Data records:
* * *

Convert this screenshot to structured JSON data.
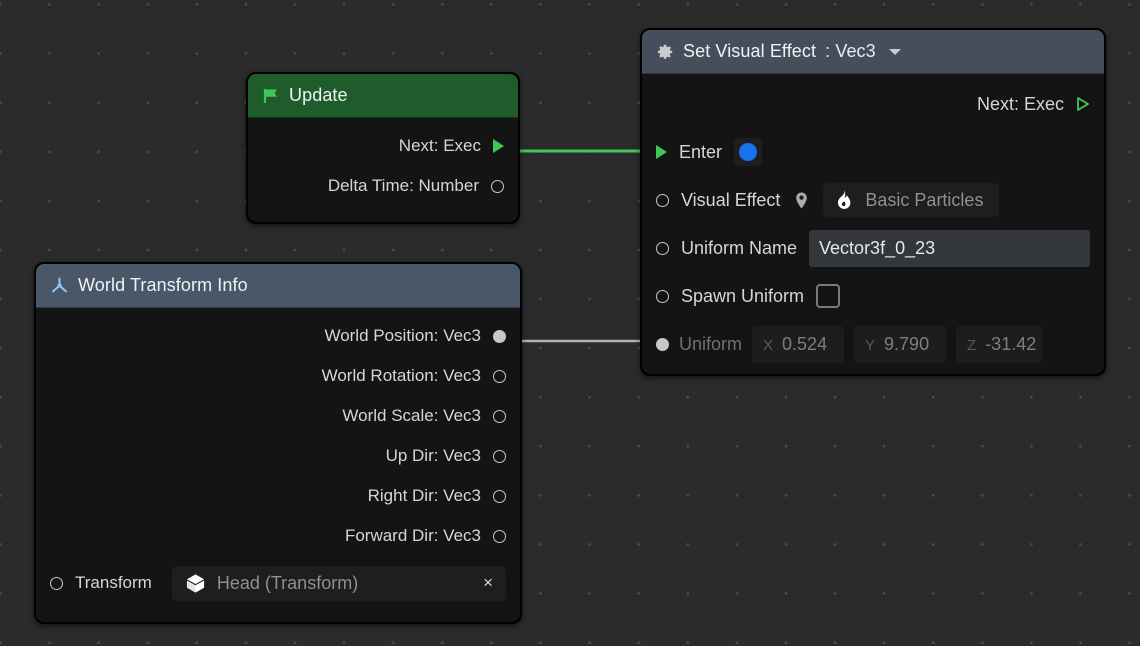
{
  "canvas": {
    "background_color": "#2b2b2b",
    "grid_dot_color": "#4a4a4a"
  },
  "nodes": [
    {
      "id": "update",
      "title": "Update",
      "header_icon": "flag-icon",
      "header_color": "#1e5c2b",
      "outputs": [
        {
          "label": "Next: Exec",
          "port": "exec-triangle",
          "connected": true
        },
        {
          "label": "Delta Time: Number",
          "port": "circle",
          "connected": false
        }
      ]
    },
    {
      "id": "world_transform_info",
      "title": "World Transform Info",
      "header_icon": "axis-tripod-icon",
      "header_color": "#495769",
      "outputs": [
        {
          "label": "World Position: Vec3",
          "port": "circle",
          "connected": true
        },
        {
          "label": "World Rotation: Vec3",
          "port": "circle",
          "connected": false
        },
        {
          "label": "World Scale: Vec3",
          "port": "circle",
          "connected": false
        },
        {
          "label": "Up Dir: Vec3",
          "port": "circle",
          "connected": false
        },
        {
          "label": "Right Dir: Vec3",
          "port": "circle",
          "connected": false
        },
        {
          "label": "Forward Dir: Vec3",
          "port": "circle",
          "connected": false
        }
      ],
      "transform_row": {
        "label": "Transform",
        "chip_icon": "cube-icon",
        "chip_value": "Head (Transform)",
        "clear_label": "×"
      }
    },
    {
      "id": "set_visual_effect",
      "title": "Set Visual Effect",
      "title_suffix": ": Vec3",
      "header_icon": "gear-icon",
      "header_color": "#474e5b",
      "dropdown_icon": "chevron-down-icon",
      "next_exec_label": "Next: Exec",
      "enter_label": "Enter",
      "visual_effect": {
        "label": "Visual Effect",
        "pin_icon": "location-pin-icon",
        "asset_icon": "flame-icon",
        "asset_name": "Basic Particles"
      },
      "uniform_name": {
        "label": "Uniform Name",
        "value": "Vector3f_0_23"
      },
      "spawn_uniform": {
        "label": "Spawn Uniform",
        "checked": false
      },
      "uniform": {
        "label": "Uniform",
        "x_axis": "X",
        "x_value": "0.524",
        "y_axis": "Y",
        "y_value": "9.790",
        "z_axis": "Z",
        "z_value": "-31.42"
      }
    }
  ],
  "connections": [
    {
      "from": "update.Next: Exec",
      "to": "set_visual_effect.Enter",
      "color": "#3fc75b"
    },
    {
      "from": "world_transform_info.World Position: Vec3",
      "to": "set_visual_effect.Uniform",
      "color": "#b0b2b5"
    }
  ]
}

* * *

Task to carry out:
Give an exact copy of the material, leaving out every picture.

Task answer:
Convert this screenshot to structured JSON data.
{
  "canvas": {
    "background_color": "#2b2b2b",
    "grid_dot_color": "#4a4a4a"
  },
  "nodes": [
    {
      "id": "update",
      "title": "Update",
      "header_icon": "flag-icon",
      "header_color": "#1e5c2b",
      "outputs": [
        {
          "label": "Next: Exec",
          "port": "exec-triangle",
          "connected": true
        },
        {
          "label": "Delta Time: Number",
          "port": "circle",
          "connected": false
        }
      ]
    },
    {
      "id": "world_transform_info",
      "title": "World Transform Info",
      "header_icon": "axis-tripod-icon",
      "header_color": "#495769",
      "outputs": [
        {
          "label": "World Position: Vec3",
          "port": "circle",
          "connected": true
        },
        {
          "label": "World Rotation: Vec3",
          "port": "circle",
          "connected": false
        },
        {
          "label": "World Scale: Vec3",
          "port": "circle",
          "connected": false
        },
        {
          "label": "Up Dir: Vec3",
          "port": "circle",
          "connected": false
        },
        {
          "label": "Right Dir: Vec3",
          "port": "circle",
          "connected": false
        },
        {
          "label": "Forward Dir: Vec3",
          "port": "circle",
          "connected": false
        }
      ],
      "transform_row": {
        "label": "Transform",
        "chip_icon": "cube-icon",
        "chip_value": "Head (Transform)",
        "clear_label": "×"
      }
    },
    {
      "id": "set_visual_effect",
      "title": "Set Visual Effect",
      "title_suffix": ": Vec3",
      "header_icon": "gear-icon",
      "header_color": "#474e5b",
      "dropdown_icon": "chevron-down-icon",
      "next_exec_label": "Next: Exec",
      "enter_label": "Enter",
      "visual_effect": {
        "label": "Visual Effect",
        "pin_icon": "location-pin-icon",
        "asset_icon": "flame-icon",
        "asset_name": "Basic Particles"
      },
      "uniform_name": {
        "label": "Uniform Name",
        "value": "Vector3f_0_23"
      },
      "spawn_uniform": {
        "label": "Spawn Uniform",
        "checked": false
      },
      "uniform": {
        "label": "Uniform",
        "x_axis": "X",
        "x_value": "0.524",
        "y_axis": "Y",
        "y_value": "9.790",
        "z_axis": "Z",
        "z_value": "-31.42"
      }
    }
  ],
  "connections": [
    {
      "from": "update.Next: Exec",
      "to": "set_visual_effect.Enter",
      "color": "#3fc75b"
    },
    {
      "from": "world_transform_info.World Position: Vec3",
      "to": "set_visual_effect.Uniform",
      "color": "#b0b2b5"
    }
  ]
}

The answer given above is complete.